[Begin ENTRIES SHOWN]

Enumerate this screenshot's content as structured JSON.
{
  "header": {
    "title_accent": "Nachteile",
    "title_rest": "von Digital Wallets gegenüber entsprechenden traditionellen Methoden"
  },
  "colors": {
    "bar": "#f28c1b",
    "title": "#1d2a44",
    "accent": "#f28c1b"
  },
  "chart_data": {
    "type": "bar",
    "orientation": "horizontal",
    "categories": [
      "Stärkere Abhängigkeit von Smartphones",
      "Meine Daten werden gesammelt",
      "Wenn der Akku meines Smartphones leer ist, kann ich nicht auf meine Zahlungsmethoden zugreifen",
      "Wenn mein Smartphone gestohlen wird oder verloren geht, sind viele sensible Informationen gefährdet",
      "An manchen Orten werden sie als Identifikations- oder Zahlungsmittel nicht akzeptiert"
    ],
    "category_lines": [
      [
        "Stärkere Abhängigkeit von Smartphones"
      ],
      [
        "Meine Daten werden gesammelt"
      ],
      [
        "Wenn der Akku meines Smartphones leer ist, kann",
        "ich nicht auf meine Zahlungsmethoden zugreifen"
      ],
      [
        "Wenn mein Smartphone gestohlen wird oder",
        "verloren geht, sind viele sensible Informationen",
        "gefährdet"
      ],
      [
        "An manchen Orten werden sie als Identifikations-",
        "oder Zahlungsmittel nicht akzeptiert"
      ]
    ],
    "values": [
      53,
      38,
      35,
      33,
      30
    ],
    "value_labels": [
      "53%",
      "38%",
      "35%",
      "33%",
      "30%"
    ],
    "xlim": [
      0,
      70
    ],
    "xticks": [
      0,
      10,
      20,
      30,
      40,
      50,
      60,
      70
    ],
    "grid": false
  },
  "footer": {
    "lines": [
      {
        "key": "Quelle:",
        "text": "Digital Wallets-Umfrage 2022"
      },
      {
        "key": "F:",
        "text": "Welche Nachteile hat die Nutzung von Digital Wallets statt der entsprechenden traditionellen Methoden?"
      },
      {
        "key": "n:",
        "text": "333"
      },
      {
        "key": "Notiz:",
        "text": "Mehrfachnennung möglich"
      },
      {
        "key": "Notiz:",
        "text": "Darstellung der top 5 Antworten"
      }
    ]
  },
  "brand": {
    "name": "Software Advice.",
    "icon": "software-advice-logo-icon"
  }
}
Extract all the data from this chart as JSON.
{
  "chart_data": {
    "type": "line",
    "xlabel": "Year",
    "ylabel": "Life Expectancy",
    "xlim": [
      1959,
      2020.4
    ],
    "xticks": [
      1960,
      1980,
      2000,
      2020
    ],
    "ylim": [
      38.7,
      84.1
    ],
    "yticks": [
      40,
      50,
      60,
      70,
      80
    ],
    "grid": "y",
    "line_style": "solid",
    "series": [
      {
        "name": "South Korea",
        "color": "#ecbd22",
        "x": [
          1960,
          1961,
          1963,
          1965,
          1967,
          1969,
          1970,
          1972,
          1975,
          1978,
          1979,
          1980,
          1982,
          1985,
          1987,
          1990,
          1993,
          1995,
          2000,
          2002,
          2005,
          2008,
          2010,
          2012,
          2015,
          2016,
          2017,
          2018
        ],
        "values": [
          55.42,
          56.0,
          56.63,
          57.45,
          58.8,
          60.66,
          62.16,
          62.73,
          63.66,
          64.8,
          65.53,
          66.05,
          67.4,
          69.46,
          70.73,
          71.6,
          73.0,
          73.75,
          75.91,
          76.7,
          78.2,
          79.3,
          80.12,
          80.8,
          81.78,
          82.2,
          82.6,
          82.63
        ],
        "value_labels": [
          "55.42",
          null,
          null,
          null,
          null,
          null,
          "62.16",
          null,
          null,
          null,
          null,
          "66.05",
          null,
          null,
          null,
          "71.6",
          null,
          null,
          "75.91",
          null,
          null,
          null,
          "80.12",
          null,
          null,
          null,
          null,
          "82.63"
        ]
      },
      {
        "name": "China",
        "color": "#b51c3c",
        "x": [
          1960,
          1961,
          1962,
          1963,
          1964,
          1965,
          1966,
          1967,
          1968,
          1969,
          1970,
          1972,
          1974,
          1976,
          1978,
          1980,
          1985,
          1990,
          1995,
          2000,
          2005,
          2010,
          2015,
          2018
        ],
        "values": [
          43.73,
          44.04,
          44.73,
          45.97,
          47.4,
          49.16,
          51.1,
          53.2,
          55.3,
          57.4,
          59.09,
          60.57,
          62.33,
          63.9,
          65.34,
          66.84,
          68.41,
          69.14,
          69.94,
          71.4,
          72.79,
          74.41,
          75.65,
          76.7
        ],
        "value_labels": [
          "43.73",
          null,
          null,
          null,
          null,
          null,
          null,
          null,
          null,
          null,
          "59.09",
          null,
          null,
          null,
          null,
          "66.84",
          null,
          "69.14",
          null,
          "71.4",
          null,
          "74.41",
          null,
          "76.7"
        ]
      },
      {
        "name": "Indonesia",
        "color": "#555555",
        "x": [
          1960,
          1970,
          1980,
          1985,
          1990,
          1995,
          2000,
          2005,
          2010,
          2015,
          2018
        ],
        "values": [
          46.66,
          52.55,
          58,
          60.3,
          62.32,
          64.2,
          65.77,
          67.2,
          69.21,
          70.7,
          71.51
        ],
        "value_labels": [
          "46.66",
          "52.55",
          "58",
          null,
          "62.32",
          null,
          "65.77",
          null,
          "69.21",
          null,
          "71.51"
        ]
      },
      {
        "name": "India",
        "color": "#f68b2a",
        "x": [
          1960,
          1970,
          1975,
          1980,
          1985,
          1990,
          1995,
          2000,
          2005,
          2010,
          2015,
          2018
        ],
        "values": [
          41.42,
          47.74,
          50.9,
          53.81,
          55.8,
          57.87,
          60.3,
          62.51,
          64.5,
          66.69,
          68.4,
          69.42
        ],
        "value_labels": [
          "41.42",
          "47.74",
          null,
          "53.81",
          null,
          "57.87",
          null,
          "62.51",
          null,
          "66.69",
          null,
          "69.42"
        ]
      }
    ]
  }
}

[End ENTRIES SHOWN]

## INSTRUCTIONS FOR THE TASK
Return all lines with the word "JSON" in them.

## ANSWER TO THE EXERCISE
Enumerate this screenshot's content as structured JSON.
Extract all the data from this chart as JSON.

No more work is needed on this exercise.